▶ **Problem description**:
Word for word, transcribe the lines below and drop the pictures.

****************************************

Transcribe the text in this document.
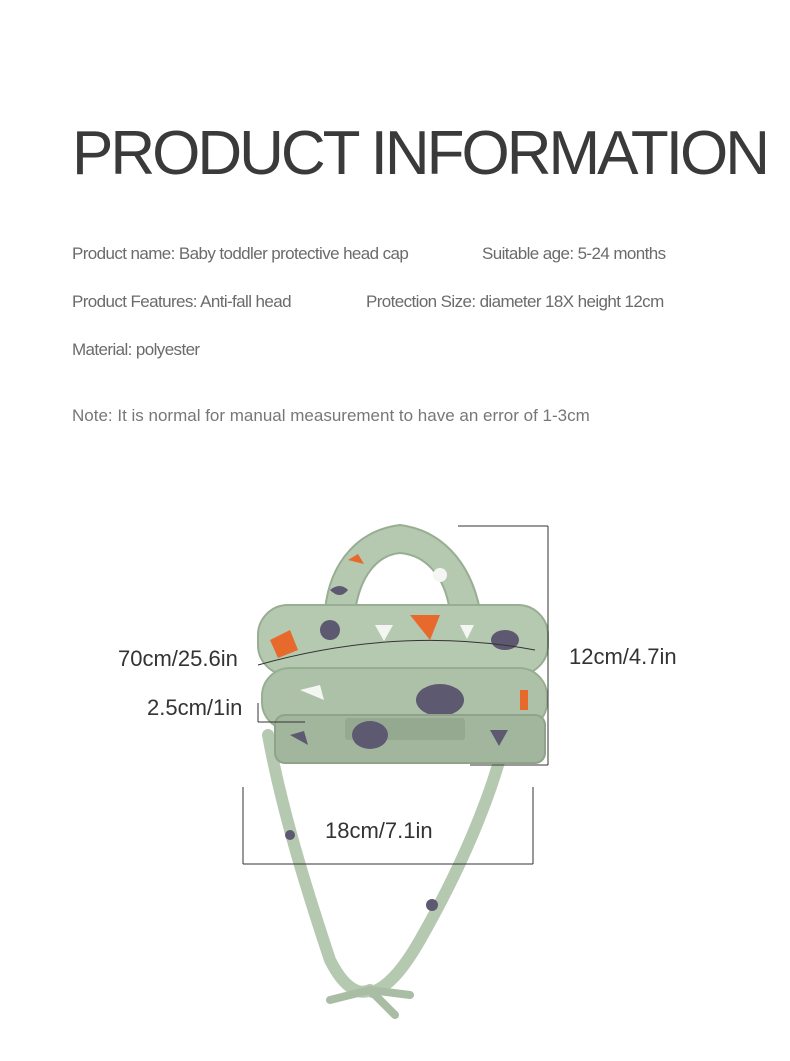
PRODUCT INFORMATION
Product name: Baby toddler protective head cap	Suitable age: 5-24 months
Product Features: Anti-fall head	Protection Size: diameter 18X height 12cm
Material: polyester
Note: It is normal for manual measurement to have an error of 1-3cm
70cm/25.6in
2.5cm/1in
12cm/4.7in
18cm/7.1in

****************************************

▶ **Task response**:
Transcribe the text in this document.
PRODUCT INFORMATION
Product name: Baby toddler protective head cap	Suitable age: 5-24 months
Product Features: Anti-fall head	Protection Size: diameter 18X height 12cm
Material: polyester
Note: It is normal for manual measurement to have an error of 1-3cm
70cm/25.6in
2.5cm/1in
12cm/4.7in
18cm/7.1in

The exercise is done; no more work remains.